» **Aim**: Keep the pictures out of the copy and repeat the records exactly.

» **Dataset excerpts**:
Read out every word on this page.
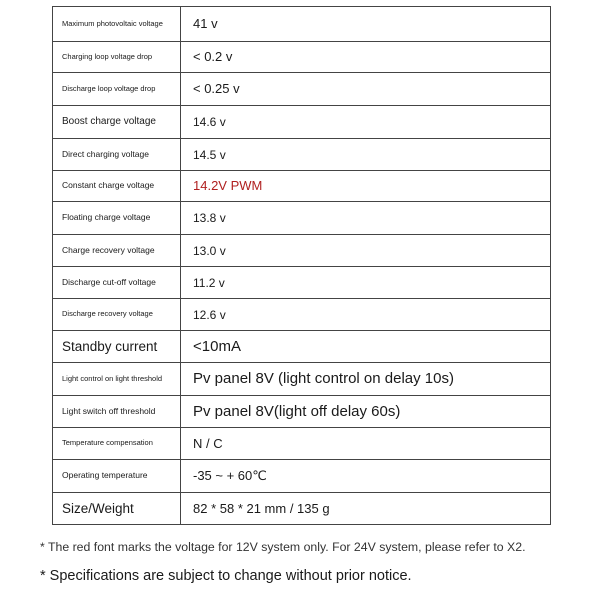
Maximum photovoltaic voltage	41 v

Charging loop voltage drop	< 0.2 v

Discharge loop voltage drop	< 0.25 v

Boost charge voltage	14.6 v

Direct charging voltage	14.5 v

Constant charge voltage	14.2V PWM

Floating charge voltage	13.8 v

Charge recovery voltage	13.0 v

Discharge cut-off voltage	11.2 v

Discharge recovery voltage	12.6 v

Standby current	<10mA

Light control on light threshold	Pv panel 8V (light control on delay 10s)

Light switch off threshold	Pv panel 8V(light off delay 60s)

Temperature compensation	N / C

Operating temperature	-35 ~ + 60℃

Size/Weight	82 * 58 * 21 mm / 135 g
* The red font marks the voltage for 12V system only. For 24V system, please refer to X2.
* Specifications are subject to change without prior notice.
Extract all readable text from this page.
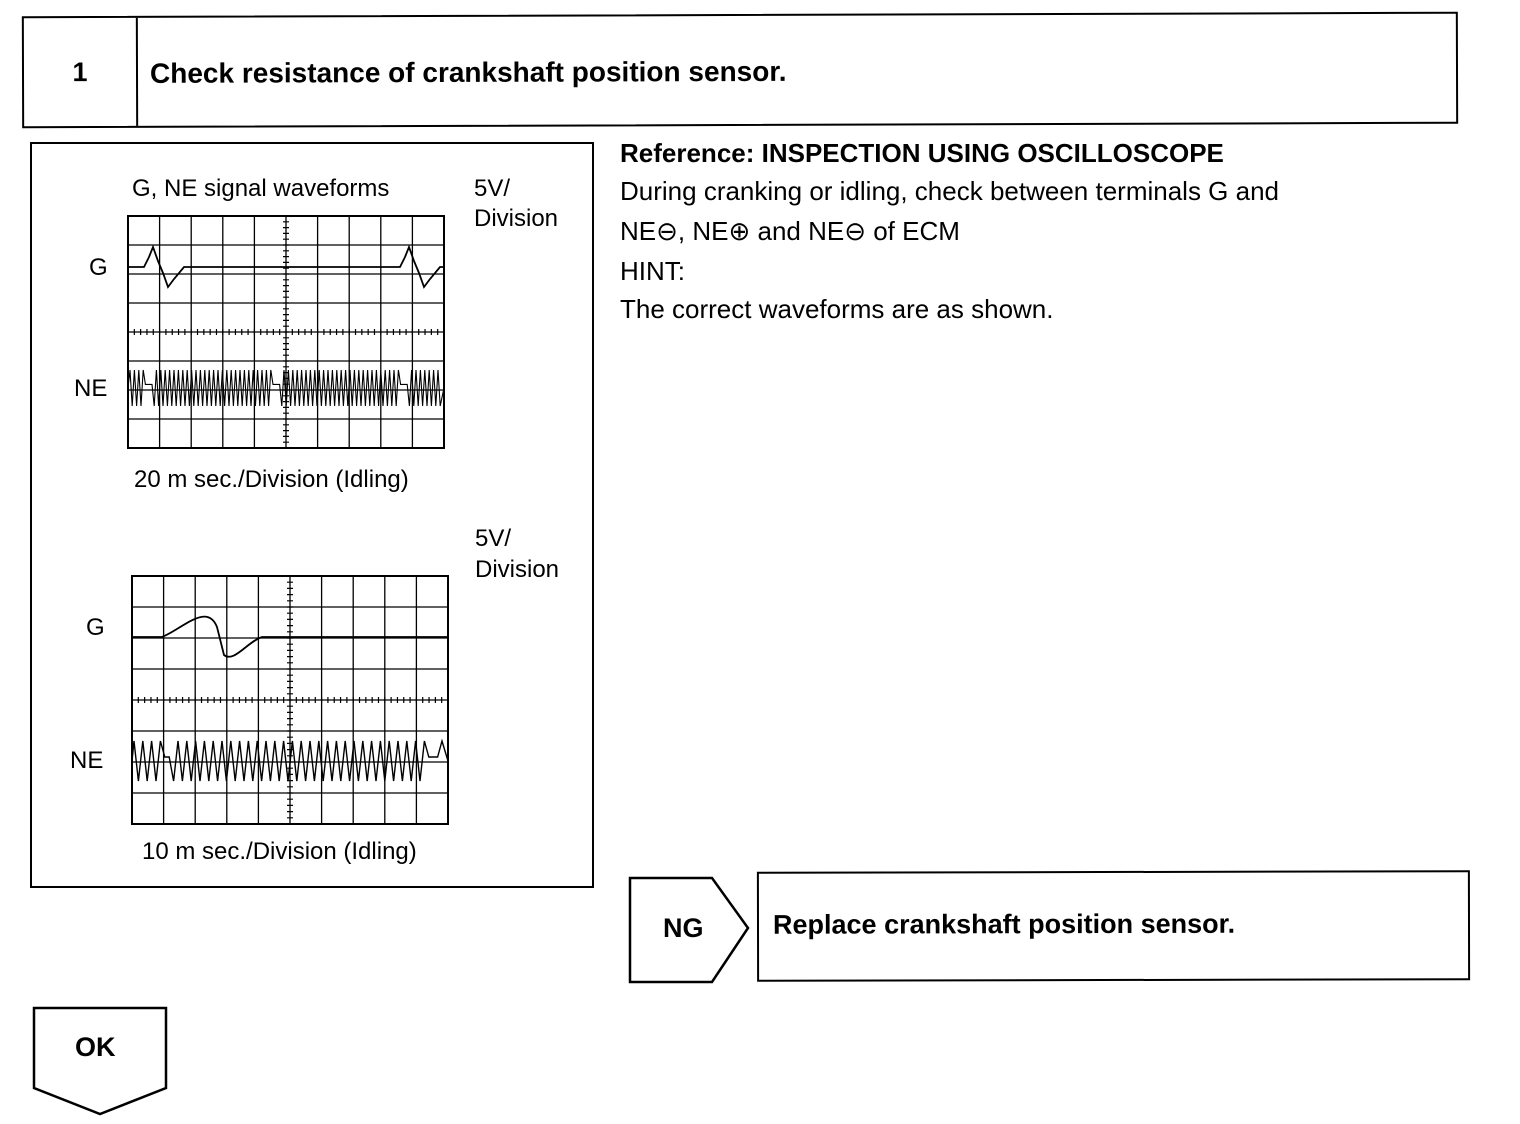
1	Check resistance of crankshaft position sensor.
G, NE signal waveforms	5V/
Division
G
NE
20 m sec./Division (Idling)
5V/
Division
G
NE
10 m sec./Division (Idling)
Reference: INSPECTION USING OSCILLOSCOPE
During cranking or idling, check between terminals G and
NE⊖, NE⊕ and NE⊖ of ECM
HINT:
The correct waveforms are as shown.
NG	Replace crankshaft position sensor.
OK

» **Solution to this exercise**:
Read out every word on this page.
Maximum photovoltaic voltage	41 v

Charging loop voltage drop	< 0.2 v

Discharge loop voltage drop	< 0.25 v

Boost charge voltage	14.6 v

Direct charging voltage	14.5 v

Constant charge voltage	14.2V PWM

Floating charge voltage	13.8 v

Charge recovery voltage	13.0 v

Discharge cut-off voltage	11.2 v

Discharge recovery voltage	12.6 v

Standby current	<10mA

Light control on light threshold	Pv panel 8V (light control on delay 10s)

Light switch off threshold	Pv panel 8V(light off delay 60s)

Temperature compensation	N / C

Operating temperature	-35 ~ + 60℃

Size/Weight	82 * 58 * 21 mm / 135 g
* The red font marks the voltage for 12V system only. For 24V system, please refer to X2.
* Specifications are subject to change without prior notice.
Extract all readable text from this page.
1	Check resistance of crankshaft position sensor.
G, NE signal waveforms	5V/
Division
G
NE
20 m sec./Division (Idling)
5V/
Division
G
NE
10 m sec./Division (Idling)
Reference: INSPECTION USING OSCILLOSCOPE
During cranking or idling, check between terminals G and
NE⊖, NE⊕ and NE⊖ of ECM
HINT:
The correct waveforms are as shown.
NG	Replace crankshaft position sensor.
OK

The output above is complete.